Texto suministrado
.....
El enamorado de la muerta/e: Diálogo reseña con/de «La invención de Morel» y «La invención del amor»
Empero, si concebimos el síntoma tal como fue articulado en los últimos escritos y seminarios de Lacan –como, por ejemplo, cuando habla sobre “Joyce el síntoma”—, a saber, como una formación significante particular que confiere al sujeto su propia consistencia ontológica, permitiéndole estructurar su relación básica y constitutiva con el goce (jouissance), entonces toda la relación se invierte: si el síntoma se disuelve, el sujeto mismo pierde pie, se desintegra. En este sentido, “la mujer es un síntoma del hombre” significa que el hombre mismo existe únicamente a través de la mujer como su síntoma: toda su consistencia ontológica cuelga, está suspendida de su síntoma, es “externalizada” en su síntoma.
-Slavoj Žižek, Goza tu síntoma.
.....
Datos de origen
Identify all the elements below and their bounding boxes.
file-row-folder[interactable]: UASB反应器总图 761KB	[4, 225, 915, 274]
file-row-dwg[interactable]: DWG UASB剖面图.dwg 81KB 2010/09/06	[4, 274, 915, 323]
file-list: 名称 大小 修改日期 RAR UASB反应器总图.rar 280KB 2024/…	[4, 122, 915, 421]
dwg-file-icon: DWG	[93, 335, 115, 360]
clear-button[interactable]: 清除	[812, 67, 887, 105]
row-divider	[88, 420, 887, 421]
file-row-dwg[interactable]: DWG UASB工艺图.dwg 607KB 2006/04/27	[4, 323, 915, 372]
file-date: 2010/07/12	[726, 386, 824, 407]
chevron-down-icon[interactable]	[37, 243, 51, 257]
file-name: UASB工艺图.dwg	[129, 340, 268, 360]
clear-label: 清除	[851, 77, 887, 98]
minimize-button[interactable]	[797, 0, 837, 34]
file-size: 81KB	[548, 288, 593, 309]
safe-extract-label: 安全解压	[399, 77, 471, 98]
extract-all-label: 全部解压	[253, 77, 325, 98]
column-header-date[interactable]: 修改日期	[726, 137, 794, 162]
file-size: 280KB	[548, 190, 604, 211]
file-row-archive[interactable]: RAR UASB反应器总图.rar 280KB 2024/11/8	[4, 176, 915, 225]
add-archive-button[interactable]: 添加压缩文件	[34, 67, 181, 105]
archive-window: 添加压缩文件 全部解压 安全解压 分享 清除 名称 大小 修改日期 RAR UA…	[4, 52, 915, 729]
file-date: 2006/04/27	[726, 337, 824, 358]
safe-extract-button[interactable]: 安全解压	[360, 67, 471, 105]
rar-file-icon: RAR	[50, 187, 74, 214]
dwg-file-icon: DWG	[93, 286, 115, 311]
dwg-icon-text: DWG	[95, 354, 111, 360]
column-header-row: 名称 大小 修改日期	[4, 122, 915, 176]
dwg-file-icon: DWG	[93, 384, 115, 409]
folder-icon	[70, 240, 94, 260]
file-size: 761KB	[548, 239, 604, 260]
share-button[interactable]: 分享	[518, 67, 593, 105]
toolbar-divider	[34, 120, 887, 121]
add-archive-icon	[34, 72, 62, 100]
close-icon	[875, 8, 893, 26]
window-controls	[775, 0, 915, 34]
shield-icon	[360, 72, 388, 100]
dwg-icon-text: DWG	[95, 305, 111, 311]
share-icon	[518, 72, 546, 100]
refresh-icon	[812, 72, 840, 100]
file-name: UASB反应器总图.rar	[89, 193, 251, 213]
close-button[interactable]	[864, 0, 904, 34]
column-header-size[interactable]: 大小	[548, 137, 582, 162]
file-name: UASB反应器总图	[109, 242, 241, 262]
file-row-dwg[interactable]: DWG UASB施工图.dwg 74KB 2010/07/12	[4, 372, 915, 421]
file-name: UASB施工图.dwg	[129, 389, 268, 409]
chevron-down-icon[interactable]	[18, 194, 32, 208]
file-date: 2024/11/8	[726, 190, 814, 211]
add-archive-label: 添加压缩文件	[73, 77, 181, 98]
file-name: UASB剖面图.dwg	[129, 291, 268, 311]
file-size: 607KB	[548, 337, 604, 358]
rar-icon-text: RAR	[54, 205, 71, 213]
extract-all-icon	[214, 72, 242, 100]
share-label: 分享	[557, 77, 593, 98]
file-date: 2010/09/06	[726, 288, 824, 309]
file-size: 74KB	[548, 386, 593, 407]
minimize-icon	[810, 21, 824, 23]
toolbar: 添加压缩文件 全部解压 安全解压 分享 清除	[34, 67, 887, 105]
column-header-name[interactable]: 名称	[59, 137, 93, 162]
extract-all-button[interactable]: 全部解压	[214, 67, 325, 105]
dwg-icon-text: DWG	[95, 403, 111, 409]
.....
Tarea asignada 1
Enumere todas las expresiones del texto que aparecen entre comillas inglesas (“ ”).
Tarea asignada 2
Transcriba literalmente el pasaje del texto que comienza en «Empero, si concebimos» y concluye en «Goza tu síntoma.».
Las filas provienen de una fuente distinta a la del texto.

Respuesta redactada 1
“Joyce el síntoma”
“la mujer es un síntoma del hombre”
“externalizada”

Respuesta redactada 2
Empero, si concebimos el síntoma tal como fue articulado en los últimos escritos y seminarios de Lacan –como, por ejemplo, cuando habla sobre “Joyce el síntoma”—, a saber, como una formación significante particular que confiere al sujeto su propia consistencia ontológica, permitiéndole estructurar su relación básica y constitutiva con el goce (jouissance), entonces toda la relación se invierte: si el síntoma se disuelve, el sujeto mismo pierde pie, se desintegra. En este sentido, “la mujer es un síntoma del hombre” significa que el hombre mismo existe únicamente a través de la mujer como su síntoma: toda su consistencia ontológica cuelga, está suspendida de su síntoma, es “externalizada” en su síntoma.
-Slavoj Žižek, Goza tu síntoma.